[Rows from a dataset]
◆ ◆ ◆ ◆ ◆

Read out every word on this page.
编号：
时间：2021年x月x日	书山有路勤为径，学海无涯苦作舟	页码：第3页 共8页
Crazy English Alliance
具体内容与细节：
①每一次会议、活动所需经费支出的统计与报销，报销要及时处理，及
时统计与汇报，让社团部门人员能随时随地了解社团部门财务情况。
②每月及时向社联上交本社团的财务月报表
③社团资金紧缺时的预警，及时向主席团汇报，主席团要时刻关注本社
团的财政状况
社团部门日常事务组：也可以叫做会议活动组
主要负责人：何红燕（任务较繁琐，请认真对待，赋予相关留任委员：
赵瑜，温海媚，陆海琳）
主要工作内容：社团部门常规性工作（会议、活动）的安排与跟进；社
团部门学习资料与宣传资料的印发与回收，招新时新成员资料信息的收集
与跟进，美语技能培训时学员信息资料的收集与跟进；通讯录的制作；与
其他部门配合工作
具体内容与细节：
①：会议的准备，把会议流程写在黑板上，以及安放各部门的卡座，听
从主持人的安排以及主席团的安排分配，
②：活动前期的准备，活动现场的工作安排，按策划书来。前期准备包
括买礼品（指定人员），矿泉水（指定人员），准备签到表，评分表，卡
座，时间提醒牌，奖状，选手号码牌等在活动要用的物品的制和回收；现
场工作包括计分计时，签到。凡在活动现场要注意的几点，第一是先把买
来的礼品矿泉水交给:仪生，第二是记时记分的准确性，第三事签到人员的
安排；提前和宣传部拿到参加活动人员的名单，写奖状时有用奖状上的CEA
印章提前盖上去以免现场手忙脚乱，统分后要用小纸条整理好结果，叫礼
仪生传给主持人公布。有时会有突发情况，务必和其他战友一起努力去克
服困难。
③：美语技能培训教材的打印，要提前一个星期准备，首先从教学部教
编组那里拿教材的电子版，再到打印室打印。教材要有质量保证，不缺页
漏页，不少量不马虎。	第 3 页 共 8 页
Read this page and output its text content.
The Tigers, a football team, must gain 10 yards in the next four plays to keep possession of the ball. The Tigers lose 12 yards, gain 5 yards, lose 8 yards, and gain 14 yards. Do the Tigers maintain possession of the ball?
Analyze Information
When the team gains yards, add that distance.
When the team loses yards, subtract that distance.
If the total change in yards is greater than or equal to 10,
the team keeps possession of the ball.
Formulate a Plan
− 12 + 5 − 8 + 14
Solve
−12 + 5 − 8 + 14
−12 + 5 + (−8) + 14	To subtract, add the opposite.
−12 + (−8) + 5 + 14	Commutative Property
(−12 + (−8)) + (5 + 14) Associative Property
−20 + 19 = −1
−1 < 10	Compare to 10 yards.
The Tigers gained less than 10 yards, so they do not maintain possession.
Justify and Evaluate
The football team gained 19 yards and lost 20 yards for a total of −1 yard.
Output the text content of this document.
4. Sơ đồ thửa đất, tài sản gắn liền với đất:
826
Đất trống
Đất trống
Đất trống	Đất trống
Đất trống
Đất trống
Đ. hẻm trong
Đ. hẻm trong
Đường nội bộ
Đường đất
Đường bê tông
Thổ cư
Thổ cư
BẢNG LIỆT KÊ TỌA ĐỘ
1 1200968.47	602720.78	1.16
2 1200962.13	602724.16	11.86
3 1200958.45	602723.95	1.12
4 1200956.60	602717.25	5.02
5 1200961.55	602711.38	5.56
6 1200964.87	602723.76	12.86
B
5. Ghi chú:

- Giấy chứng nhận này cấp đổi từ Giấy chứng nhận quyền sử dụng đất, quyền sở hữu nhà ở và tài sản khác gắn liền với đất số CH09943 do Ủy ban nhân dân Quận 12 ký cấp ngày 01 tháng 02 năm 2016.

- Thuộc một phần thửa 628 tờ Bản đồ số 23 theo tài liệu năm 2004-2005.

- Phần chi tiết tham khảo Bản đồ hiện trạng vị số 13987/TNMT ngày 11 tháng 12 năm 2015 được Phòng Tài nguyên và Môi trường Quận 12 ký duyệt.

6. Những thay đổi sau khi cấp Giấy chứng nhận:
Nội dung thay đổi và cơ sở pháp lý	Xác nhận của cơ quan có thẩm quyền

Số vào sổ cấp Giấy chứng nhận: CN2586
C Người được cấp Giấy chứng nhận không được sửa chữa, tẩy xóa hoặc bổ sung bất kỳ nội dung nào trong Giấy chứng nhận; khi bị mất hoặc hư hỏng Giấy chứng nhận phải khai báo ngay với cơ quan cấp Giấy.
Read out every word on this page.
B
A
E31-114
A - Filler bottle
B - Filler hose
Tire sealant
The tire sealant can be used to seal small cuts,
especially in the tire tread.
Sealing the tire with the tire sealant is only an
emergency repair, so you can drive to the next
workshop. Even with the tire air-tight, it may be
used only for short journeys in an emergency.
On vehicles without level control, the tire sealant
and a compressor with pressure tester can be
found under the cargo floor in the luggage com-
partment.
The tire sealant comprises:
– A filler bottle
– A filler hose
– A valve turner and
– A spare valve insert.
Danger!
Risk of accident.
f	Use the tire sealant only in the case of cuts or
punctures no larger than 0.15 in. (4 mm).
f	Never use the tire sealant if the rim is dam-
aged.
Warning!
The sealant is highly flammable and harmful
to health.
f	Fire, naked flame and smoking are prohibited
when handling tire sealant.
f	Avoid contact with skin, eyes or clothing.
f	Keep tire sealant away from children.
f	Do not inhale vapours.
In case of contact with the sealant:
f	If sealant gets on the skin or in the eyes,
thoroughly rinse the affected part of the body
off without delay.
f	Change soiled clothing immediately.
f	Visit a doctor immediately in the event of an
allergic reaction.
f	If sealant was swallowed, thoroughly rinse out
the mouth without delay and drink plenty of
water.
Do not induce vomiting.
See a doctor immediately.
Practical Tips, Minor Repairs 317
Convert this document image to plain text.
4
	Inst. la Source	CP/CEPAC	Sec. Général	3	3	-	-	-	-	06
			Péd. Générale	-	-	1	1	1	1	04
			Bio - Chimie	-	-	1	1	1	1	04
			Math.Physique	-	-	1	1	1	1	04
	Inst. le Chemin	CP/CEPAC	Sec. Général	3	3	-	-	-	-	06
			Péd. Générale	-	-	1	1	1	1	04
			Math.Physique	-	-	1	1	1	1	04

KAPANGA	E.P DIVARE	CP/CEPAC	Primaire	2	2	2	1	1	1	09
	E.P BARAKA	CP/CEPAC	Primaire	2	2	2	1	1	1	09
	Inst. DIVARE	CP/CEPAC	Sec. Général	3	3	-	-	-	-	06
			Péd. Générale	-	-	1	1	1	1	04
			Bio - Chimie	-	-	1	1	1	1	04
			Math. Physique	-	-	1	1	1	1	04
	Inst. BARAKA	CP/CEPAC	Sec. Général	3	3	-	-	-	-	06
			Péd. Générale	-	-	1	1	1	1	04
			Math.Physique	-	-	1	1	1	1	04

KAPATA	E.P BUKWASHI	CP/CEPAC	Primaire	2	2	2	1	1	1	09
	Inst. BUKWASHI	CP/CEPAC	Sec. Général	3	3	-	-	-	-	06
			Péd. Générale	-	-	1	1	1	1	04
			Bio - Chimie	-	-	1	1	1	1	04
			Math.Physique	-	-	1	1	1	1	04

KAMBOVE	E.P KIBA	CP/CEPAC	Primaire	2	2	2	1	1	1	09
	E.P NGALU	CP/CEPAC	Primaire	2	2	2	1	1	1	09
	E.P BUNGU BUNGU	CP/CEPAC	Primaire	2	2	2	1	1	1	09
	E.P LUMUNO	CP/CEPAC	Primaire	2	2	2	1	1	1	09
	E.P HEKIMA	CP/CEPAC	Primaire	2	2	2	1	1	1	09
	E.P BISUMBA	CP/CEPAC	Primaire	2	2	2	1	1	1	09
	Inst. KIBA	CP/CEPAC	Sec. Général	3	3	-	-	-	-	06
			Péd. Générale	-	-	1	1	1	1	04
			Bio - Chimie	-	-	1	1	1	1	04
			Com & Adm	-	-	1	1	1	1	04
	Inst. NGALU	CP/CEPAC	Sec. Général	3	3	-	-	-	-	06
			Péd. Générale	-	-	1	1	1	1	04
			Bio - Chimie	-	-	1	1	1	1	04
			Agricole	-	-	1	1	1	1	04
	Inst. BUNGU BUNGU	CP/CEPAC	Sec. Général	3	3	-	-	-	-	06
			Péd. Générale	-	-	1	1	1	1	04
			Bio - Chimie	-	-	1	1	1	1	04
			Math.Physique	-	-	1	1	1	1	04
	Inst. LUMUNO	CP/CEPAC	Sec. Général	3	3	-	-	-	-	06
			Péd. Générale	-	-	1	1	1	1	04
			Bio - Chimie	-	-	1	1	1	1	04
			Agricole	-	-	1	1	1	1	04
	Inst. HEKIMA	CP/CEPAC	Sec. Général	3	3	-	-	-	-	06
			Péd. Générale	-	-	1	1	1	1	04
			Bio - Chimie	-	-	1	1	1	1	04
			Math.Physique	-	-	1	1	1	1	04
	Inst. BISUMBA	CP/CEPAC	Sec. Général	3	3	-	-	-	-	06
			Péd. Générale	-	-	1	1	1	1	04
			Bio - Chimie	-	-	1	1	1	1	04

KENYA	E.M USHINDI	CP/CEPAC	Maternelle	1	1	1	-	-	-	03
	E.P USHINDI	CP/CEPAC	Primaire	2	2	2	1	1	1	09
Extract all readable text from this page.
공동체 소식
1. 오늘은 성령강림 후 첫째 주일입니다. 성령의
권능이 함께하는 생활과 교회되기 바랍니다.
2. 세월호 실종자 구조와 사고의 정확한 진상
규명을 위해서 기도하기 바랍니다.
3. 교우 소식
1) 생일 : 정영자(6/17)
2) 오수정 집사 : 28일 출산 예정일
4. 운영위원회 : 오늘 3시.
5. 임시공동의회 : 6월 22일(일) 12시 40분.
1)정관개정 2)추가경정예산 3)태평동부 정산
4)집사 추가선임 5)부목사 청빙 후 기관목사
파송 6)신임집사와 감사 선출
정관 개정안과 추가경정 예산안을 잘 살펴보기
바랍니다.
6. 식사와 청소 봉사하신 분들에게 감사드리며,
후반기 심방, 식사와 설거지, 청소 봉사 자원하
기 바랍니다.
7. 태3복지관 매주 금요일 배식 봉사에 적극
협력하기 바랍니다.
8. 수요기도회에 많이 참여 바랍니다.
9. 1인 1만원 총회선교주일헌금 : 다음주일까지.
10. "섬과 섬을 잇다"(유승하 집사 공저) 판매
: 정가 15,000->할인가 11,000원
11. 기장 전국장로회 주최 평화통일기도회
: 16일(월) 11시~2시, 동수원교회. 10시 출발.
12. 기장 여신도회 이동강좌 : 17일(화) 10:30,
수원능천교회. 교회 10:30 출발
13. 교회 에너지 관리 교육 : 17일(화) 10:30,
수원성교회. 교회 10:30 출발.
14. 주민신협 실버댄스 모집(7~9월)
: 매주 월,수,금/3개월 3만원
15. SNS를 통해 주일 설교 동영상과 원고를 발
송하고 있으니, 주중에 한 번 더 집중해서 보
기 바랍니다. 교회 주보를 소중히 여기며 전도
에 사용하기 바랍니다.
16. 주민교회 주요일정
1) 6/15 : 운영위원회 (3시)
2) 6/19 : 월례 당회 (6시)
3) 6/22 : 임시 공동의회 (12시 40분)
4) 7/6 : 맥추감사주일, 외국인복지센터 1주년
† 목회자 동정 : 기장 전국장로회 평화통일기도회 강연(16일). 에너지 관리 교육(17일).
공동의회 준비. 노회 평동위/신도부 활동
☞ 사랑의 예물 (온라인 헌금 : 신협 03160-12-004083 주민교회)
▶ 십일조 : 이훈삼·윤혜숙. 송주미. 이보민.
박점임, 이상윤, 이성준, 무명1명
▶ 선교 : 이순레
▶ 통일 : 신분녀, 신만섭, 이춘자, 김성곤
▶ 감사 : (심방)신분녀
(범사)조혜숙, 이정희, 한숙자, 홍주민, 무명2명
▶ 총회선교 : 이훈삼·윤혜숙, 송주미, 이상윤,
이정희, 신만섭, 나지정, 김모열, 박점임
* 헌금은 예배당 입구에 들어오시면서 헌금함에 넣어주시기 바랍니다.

◆ ◆ ◆ ◆ ◆

- **Task**:
Where a line in the material above holds "case", copy that line.

- **Task answer**:
f	Use the tire sealant only in the case of cuts or
In case of contact with the sealant:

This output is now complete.